WHAT YOU ARE ASKED TO DO: Each line of the material below that holds the word "検討中のまま進んでいない" needs to be copied.

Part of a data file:
----
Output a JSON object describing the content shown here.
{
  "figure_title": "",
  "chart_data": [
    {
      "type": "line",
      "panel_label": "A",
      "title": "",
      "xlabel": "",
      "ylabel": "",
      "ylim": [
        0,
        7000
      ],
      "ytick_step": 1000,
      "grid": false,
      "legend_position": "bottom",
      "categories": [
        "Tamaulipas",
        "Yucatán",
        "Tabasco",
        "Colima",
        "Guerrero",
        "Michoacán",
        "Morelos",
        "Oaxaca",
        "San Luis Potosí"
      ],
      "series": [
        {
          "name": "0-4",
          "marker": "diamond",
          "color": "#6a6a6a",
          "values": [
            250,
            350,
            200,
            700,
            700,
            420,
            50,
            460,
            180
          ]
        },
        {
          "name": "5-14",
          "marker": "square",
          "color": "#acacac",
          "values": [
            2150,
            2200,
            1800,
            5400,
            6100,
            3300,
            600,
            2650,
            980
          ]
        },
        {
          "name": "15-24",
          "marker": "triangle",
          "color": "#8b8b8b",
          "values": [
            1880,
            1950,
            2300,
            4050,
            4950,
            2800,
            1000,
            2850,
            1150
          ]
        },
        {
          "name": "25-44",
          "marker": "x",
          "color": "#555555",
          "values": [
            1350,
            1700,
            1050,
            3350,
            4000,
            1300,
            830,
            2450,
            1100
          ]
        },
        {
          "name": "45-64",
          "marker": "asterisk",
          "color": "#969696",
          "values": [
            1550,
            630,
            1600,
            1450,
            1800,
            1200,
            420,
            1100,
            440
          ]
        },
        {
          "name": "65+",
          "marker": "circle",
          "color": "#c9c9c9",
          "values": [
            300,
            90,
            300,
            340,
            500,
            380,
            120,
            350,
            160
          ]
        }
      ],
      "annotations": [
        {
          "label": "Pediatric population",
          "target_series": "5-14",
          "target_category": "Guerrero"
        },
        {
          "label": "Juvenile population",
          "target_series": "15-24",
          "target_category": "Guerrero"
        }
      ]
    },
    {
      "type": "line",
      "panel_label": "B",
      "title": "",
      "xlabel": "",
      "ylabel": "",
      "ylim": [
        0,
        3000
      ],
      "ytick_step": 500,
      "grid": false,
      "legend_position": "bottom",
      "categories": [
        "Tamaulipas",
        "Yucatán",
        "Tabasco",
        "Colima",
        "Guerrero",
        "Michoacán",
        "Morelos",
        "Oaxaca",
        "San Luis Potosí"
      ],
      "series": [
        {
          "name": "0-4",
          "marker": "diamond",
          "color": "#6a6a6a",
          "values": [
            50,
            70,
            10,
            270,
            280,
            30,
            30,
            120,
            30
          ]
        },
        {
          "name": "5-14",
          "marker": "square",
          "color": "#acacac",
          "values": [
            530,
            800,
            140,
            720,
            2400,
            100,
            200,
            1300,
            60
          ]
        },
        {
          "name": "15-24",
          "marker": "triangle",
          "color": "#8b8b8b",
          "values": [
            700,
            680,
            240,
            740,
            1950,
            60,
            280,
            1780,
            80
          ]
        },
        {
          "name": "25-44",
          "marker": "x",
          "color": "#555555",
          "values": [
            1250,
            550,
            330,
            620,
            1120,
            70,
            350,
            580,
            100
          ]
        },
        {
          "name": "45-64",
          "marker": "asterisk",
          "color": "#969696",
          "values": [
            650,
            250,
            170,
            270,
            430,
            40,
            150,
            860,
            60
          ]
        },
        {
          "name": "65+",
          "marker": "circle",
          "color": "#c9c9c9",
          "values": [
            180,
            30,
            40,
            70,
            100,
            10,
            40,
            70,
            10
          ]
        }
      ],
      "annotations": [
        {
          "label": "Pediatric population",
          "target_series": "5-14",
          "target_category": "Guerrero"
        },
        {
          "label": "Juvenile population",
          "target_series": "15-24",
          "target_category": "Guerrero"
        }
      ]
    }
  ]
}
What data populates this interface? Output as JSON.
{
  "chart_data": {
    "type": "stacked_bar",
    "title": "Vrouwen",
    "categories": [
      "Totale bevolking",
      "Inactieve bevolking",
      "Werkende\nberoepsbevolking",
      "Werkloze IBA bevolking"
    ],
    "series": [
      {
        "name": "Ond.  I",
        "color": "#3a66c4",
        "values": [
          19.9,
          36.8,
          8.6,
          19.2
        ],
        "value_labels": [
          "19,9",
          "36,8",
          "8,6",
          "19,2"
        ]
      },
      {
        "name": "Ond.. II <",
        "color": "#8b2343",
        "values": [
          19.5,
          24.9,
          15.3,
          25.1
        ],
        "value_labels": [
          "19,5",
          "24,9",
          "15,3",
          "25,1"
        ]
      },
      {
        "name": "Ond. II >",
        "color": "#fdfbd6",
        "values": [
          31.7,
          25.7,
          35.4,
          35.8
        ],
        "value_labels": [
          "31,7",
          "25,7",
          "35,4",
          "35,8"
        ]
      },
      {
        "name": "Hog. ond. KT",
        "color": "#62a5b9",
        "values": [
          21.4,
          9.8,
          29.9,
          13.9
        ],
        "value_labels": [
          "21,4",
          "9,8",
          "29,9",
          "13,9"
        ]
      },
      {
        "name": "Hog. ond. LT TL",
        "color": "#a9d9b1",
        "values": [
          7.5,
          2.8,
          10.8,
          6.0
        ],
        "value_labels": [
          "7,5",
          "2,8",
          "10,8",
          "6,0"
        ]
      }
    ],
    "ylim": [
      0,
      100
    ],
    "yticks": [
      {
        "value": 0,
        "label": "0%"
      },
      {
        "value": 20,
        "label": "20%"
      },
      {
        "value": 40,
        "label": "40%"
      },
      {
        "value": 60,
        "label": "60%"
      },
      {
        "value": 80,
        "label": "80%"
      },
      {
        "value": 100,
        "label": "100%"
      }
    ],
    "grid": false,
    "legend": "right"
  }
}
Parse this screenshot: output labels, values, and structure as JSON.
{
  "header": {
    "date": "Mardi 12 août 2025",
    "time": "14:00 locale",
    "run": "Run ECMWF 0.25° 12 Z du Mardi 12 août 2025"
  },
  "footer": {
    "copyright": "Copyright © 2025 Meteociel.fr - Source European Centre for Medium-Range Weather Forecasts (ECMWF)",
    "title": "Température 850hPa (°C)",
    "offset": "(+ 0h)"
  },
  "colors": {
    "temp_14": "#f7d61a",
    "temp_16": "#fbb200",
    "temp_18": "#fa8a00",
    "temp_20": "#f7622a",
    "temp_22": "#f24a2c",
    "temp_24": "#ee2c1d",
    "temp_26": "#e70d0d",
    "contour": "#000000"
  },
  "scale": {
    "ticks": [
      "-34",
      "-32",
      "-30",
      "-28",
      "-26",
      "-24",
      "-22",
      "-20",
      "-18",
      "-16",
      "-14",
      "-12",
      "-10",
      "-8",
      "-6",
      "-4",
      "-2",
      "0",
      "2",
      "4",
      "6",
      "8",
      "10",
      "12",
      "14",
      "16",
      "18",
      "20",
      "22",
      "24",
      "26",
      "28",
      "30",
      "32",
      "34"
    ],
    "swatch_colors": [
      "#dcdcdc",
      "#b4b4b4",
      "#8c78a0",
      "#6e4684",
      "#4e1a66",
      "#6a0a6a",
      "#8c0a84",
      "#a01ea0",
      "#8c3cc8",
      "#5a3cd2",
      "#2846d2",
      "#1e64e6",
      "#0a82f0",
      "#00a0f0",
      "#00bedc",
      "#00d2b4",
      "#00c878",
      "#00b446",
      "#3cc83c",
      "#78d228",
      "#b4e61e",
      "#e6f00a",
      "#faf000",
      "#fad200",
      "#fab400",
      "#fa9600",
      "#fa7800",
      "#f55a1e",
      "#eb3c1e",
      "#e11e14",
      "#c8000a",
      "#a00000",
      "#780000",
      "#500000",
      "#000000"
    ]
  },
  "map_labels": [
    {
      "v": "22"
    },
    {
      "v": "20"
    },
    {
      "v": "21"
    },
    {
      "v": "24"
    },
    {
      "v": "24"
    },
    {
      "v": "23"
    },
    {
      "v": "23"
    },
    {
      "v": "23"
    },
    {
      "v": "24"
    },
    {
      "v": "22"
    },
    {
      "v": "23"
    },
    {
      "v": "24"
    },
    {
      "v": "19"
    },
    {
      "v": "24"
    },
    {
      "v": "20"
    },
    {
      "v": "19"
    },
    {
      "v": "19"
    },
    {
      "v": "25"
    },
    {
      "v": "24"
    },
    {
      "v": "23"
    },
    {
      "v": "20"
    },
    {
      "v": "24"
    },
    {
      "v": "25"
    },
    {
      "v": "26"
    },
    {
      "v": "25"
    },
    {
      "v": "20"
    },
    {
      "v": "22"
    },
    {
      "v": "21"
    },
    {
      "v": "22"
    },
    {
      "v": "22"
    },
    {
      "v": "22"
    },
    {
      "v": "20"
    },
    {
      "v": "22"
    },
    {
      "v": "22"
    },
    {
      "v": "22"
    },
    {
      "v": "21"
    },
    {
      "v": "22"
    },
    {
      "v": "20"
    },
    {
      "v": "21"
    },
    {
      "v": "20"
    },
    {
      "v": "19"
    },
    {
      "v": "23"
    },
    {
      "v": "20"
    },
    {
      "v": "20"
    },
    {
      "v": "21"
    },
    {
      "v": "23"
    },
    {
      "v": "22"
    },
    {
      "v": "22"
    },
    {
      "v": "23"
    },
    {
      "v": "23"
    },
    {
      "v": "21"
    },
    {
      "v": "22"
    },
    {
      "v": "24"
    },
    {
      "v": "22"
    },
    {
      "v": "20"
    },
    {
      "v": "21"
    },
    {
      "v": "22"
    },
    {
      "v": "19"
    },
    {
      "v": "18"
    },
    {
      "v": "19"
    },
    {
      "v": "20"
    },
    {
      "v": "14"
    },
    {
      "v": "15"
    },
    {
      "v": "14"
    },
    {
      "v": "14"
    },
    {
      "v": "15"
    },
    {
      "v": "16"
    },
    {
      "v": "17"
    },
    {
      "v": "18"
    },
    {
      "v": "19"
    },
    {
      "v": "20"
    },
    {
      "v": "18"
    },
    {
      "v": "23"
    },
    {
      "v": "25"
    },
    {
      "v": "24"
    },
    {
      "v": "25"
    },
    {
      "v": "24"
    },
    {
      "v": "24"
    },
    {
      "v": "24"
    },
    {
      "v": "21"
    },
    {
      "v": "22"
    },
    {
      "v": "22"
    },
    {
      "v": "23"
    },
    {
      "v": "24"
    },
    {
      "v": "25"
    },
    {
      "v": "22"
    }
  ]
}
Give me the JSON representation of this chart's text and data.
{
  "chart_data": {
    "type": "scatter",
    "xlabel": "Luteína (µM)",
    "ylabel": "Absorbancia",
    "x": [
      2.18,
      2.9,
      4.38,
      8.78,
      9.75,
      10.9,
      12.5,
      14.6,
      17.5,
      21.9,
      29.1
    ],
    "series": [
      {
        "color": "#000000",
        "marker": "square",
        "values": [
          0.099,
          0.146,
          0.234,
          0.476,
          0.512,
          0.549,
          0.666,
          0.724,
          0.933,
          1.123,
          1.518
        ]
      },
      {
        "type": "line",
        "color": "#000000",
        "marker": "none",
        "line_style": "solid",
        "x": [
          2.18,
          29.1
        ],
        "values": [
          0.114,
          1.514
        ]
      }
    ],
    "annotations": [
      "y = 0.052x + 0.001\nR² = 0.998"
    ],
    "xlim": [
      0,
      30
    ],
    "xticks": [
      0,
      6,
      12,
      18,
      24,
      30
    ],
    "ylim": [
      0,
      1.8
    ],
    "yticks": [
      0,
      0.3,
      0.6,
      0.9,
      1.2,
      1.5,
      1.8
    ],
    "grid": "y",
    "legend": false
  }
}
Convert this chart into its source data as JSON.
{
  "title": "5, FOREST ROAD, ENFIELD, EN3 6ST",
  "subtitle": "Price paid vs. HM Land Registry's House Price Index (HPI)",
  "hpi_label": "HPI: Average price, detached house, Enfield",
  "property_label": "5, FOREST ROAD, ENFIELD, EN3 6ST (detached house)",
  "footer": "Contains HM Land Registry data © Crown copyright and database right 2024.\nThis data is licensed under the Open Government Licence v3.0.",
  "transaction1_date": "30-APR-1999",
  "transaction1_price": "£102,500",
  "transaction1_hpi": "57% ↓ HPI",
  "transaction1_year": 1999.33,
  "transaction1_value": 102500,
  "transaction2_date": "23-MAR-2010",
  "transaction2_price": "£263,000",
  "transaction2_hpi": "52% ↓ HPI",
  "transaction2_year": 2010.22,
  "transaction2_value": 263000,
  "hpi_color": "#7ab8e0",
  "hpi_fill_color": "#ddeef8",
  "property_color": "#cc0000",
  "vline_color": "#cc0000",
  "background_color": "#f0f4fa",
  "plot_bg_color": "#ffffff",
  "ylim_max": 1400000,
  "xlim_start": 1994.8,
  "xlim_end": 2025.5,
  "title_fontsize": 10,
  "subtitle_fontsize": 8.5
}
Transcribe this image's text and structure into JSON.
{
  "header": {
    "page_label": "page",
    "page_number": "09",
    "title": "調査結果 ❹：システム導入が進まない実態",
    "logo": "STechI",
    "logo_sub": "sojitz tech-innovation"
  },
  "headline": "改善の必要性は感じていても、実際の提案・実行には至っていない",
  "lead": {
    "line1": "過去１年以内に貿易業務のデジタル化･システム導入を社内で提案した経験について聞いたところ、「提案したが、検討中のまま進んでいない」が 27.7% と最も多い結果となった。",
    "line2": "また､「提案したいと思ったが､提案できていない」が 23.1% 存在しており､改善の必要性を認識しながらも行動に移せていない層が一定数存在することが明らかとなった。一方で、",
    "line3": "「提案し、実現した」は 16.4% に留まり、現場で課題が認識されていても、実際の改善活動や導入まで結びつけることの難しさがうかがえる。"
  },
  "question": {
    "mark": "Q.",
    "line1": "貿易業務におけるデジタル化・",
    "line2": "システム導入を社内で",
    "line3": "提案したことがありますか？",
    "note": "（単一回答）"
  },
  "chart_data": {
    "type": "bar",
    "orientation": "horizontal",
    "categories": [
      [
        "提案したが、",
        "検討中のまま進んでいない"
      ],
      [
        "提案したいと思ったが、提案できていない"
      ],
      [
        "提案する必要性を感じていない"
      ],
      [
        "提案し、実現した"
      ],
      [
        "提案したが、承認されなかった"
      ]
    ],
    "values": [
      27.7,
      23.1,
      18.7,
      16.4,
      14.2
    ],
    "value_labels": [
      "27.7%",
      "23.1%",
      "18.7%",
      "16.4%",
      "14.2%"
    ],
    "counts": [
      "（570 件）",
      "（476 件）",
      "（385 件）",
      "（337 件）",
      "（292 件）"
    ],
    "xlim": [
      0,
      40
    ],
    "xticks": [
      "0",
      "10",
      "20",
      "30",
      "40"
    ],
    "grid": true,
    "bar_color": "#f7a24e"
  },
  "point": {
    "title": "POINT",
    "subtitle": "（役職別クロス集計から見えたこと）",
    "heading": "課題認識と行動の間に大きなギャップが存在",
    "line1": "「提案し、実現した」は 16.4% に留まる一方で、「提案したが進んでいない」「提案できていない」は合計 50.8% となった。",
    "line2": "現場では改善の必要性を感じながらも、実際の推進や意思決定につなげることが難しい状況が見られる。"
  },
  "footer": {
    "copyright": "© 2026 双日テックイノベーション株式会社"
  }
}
----
WRITTEN REPLY:
    "line1": "過去１年以内に貿易業務のデジタル化･システム導入を社内で提案した経験について聞いたところ、「提案したが、検討中のまま進んでいない」が 27.7% と最も多い結果となった。",
        "検討中のまま進んでいない"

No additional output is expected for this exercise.